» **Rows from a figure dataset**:
▬▬▬▬▬▬

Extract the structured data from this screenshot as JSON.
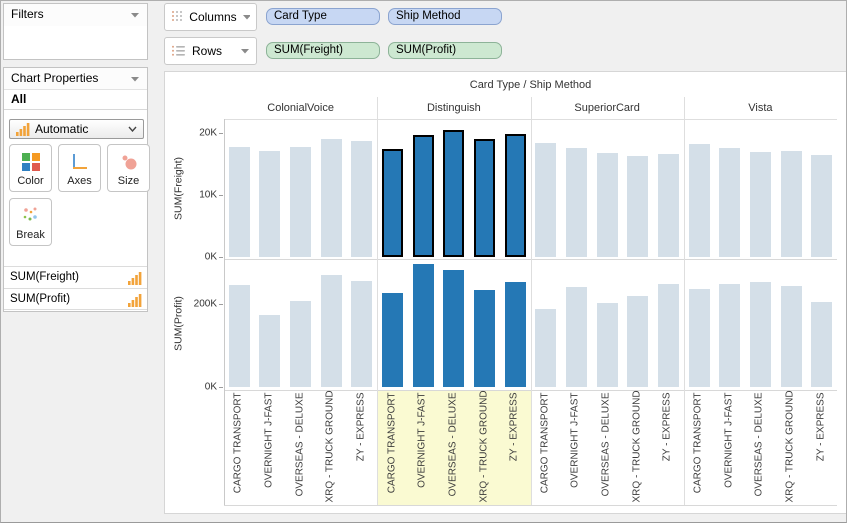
{
  "sidebar": {
    "filters_panel": {
      "title": "Filters"
    },
    "chart_properties_panel": {
      "title": "Chart Properties",
      "subtitle": "All"
    },
    "chart_type_dropdown": {
      "value": "Automatic"
    },
    "buttons": [
      {
        "label": "Color"
      },
      {
        "label": "Axes"
      },
      {
        "label": "Size"
      },
      {
        "label": "Break"
      }
    ],
    "measures": [
      {
        "label": "SUM(Freight)"
      },
      {
        "label": "SUM(Profit)"
      }
    ]
  },
  "shelves": {
    "columns": {
      "label": "Columns",
      "pills": [
        "Card Type",
        "Ship Method"
      ],
      "pill_color": "#c7d7f3",
      "pill_border": "#8ba4d0"
    },
    "rows": {
      "label": "Rows",
      "pills": [
        "SUM(Freight)",
        "SUM(Profit)"
      ],
      "pill_color": "#cde8d1",
      "pill_border": "#8db398"
    }
  },
  "chart_data": {
    "type": "bar",
    "title": "Card Type / Ship Method",
    "column_groups": [
      "ColonialVoice",
      "Distinguish",
      "SuperiorCard",
      "Vista"
    ],
    "categories": [
      "CARGO TRANSPORT",
      "OVERNIGHT J-FAST",
      "OVERSEAS - DELUXE",
      "XRQ - TRUCK GROUND",
      "ZY - EXPRESS"
    ],
    "selected_group": "Distinguish",
    "rows": [
      {
        "measure": "SUM(Freight)",
        "unit": "K",
        "ymax": 22.2,
        "ticks": [
          {
            "value": 0,
            "label": "0K"
          },
          {
            "value": 10,
            "label": "10K"
          },
          {
            "value": 20,
            "label": "20K"
          }
        ],
        "selection_outlined": true,
        "series": [
          {
            "name": "ColonialVoice",
            "values": [
              17.7,
              17.1,
              17.7,
              19.0,
              18.6
            ]
          },
          {
            "name": "Distinguish",
            "values": [
              17.3,
              19.7,
              20.4,
              19.0,
              19.8
            ]
          },
          {
            "name": "SuperiorCard",
            "values": [
              18.3,
              17.5,
              16.7,
              16.3,
              16.6
            ]
          },
          {
            "name": "Vista",
            "values": [
              18.1,
              17.5,
              16.9,
              17.0,
              16.4
            ]
          }
        ]
      },
      {
        "measure": "SUM(Profit)",
        "unit": "K",
        "ymax": 307,
        "ticks": [
          {
            "value": 0,
            "label": "0K"
          },
          {
            "value": 200,
            "label": "200K"
          }
        ],
        "selection_outlined": false,
        "series": [
          {
            "name": "ColonialVoice",
            "values": [
              245,
              173,
              207,
              269,
              254
            ]
          },
          {
            "name": "Distinguish",
            "values": [
              225,
              295,
              280,
              232,
              253
            ]
          },
          {
            "name": "SuperiorCard",
            "values": [
              186,
              240,
              201,
              218,
              247
            ]
          },
          {
            "name": "Vista",
            "values": [
              235,
              246,
              252,
              242,
              205
            ]
          }
        ]
      }
    ],
    "colors": {
      "bar_default": "#d4dfe8",
      "bar_selected": "#2578b5",
      "selection_outline": "#000000",
      "label_highlight": "#fafad2",
      "accent_orange": "#f2a33a"
    }
  }
}
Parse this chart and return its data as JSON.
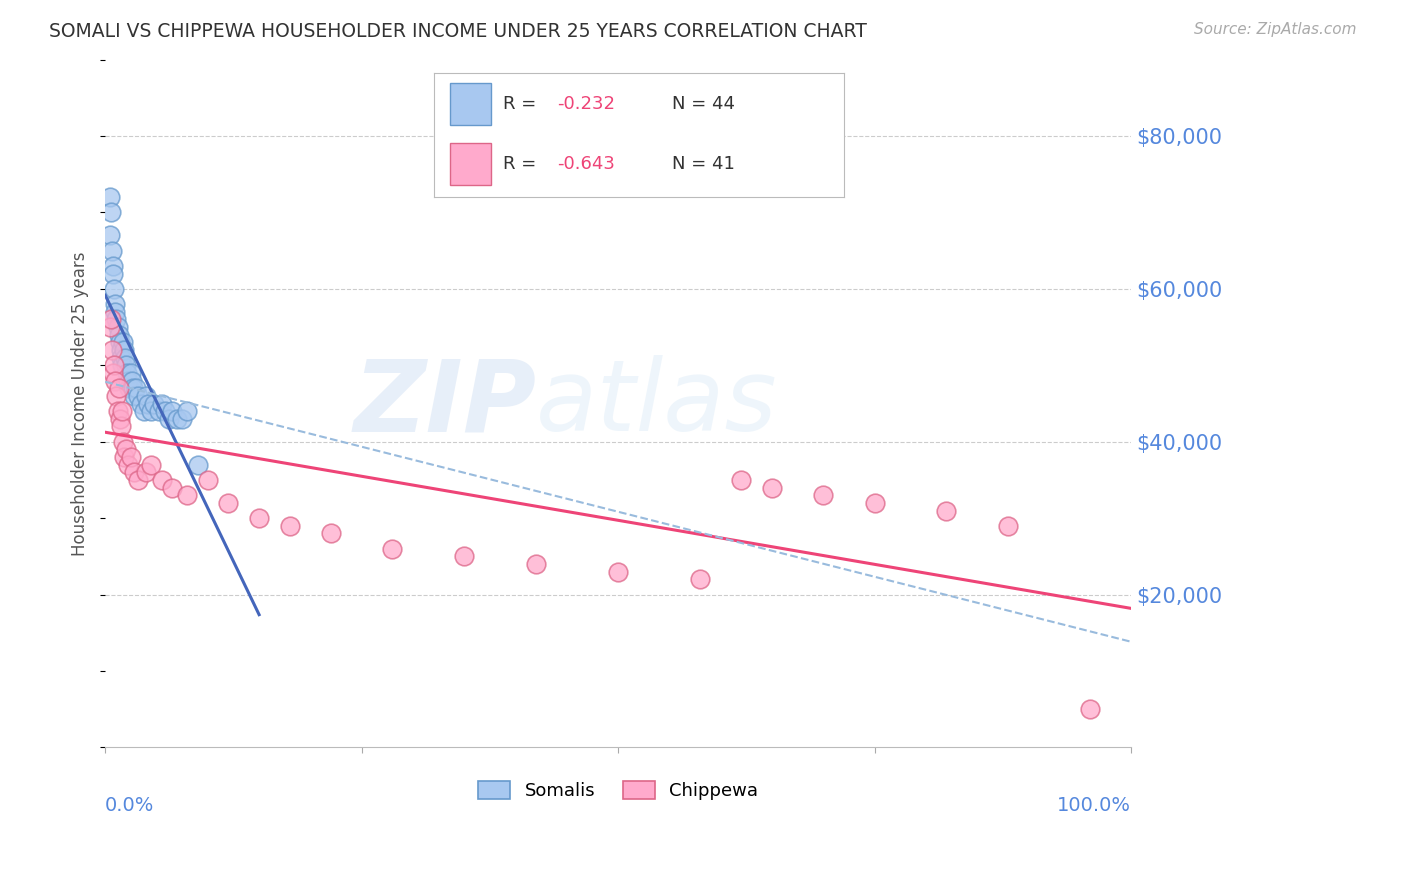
{
  "title": "SOMALI VS CHIPPEWA HOUSEHOLDER INCOME UNDER 25 YEARS CORRELATION CHART",
  "source": "Source: ZipAtlas.com",
  "ylabel": "Householder Income Under 25 years",
  "watermark_zip": "ZIP",
  "watermark_atlas": "atlas",
  "ylim": [
    0,
    90000
  ],
  "xlim": [
    0,
    1.0
  ],
  "yticks": [
    0,
    20000,
    40000,
    60000,
    80000
  ],
  "ytick_labels": [
    "",
    "$20,000",
    "$40,000",
    "$60,000",
    "$80,000"
  ],
  "somali_x": [
    0.005,
    0.005,
    0.006,
    0.007,
    0.008,
    0.008,
    0.009,
    0.01,
    0.01,
    0.011,
    0.012,
    0.013,
    0.014,
    0.015,
    0.015,
    0.016,
    0.017,
    0.018,
    0.019,
    0.02,
    0.021,
    0.022,
    0.023,
    0.025,
    0.026,
    0.027,
    0.028,
    0.03,
    0.032,
    0.035,
    0.038,
    0.04,
    0.042,
    0.045,
    0.048,
    0.052,
    0.055,
    0.058,
    0.062,
    0.065,
    0.07,
    0.075,
    0.08,
    0.09
  ],
  "somali_y": [
    72000,
    67000,
    70000,
    65000,
    63000,
    62000,
    60000,
    58000,
    57000,
    56000,
    55000,
    54000,
    53000,
    52000,
    51000,
    50000,
    53000,
    52000,
    51000,
    50000,
    49000,
    48000,
    47000,
    49000,
    48000,
    47000,
    46000,
    47000,
    46000,
    45000,
    44000,
    46000,
    45000,
    44000,
    45000,
    44000,
    45000,
    44000,
    43000,
    44000,
    43000,
    43000,
    44000,
    37000
  ],
  "chippewa_x": [
    0.005,
    0.006,
    0.007,
    0.008,
    0.009,
    0.01,
    0.011,
    0.012,
    0.013,
    0.014,
    0.015,
    0.016,
    0.017,
    0.018,
    0.02,
    0.022,
    0.025,
    0.028,
    0.032,
    0.04,
    0.045,
    0.055,
    0.065,
    0.08,
    0.1,
    0.12,
    0.15,
    0.18,
    0.22,
    0.28,
    0.35,
    0.42,
    0.5,
    0.58,
    0.62,
    0.65,
    0.7,
    0.75,
    0.82,
    0.88,
    0.96
  ],
  "chippewa_y": [
    55000,
    56000,
    52000,
    49000,
    50000,
    48000,
    46000,
    44000,
    47000,
    43000,
    42000,
    44000,
    40000,
    38000,
    39000,
    37000,
    38000,
    36000,
    35000,
    36000,
    37000,
    35000,
    34000,
    33000,
    35000,
    32000,
    30000,
    29000,
    28000,
    26000,
    25000,
    24000,
    23000,
    22000,
    35000,
    34000,
    33000,
    32000,
    31000,
    29000,
    5000
  ],
  "somali_color": "#a8c8f0",
  "somali_edge": "#6699cc",
  "chippewa_color": "#ffaacc",
  "chippewa_edge": "#dd6688",
  "somali_line_color": "#4466bb",
  "chippewa_line_color": "#ee4477",
  "dashed_line_color": "#99bbdd",
  "grid_color": "#cccccc",
  "title_color": "#333333",
  "source_color": "#aaaaaa",
  "ytick_color": "#5588dd",
  "background_color": "#ffffff",
  "legend_r1": "R = -0.232",
  "legend_n1": "N = 44",
  "legend_r2": "R = -0.643",
  "legend_n2": "N = 41",
  "bottom_label1": "Somalis",
  "bottom_label2": "Chippewa"
}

▬▬▬▬▬▬

» **WHAT THE EXERCISE ASKS**:
Identify lines with the string "JSON". Copy each one.

» **TASK SOLUTION**:
Extract the structured data from this screenshot as JSON.
Parse this chart and return its data as JSON.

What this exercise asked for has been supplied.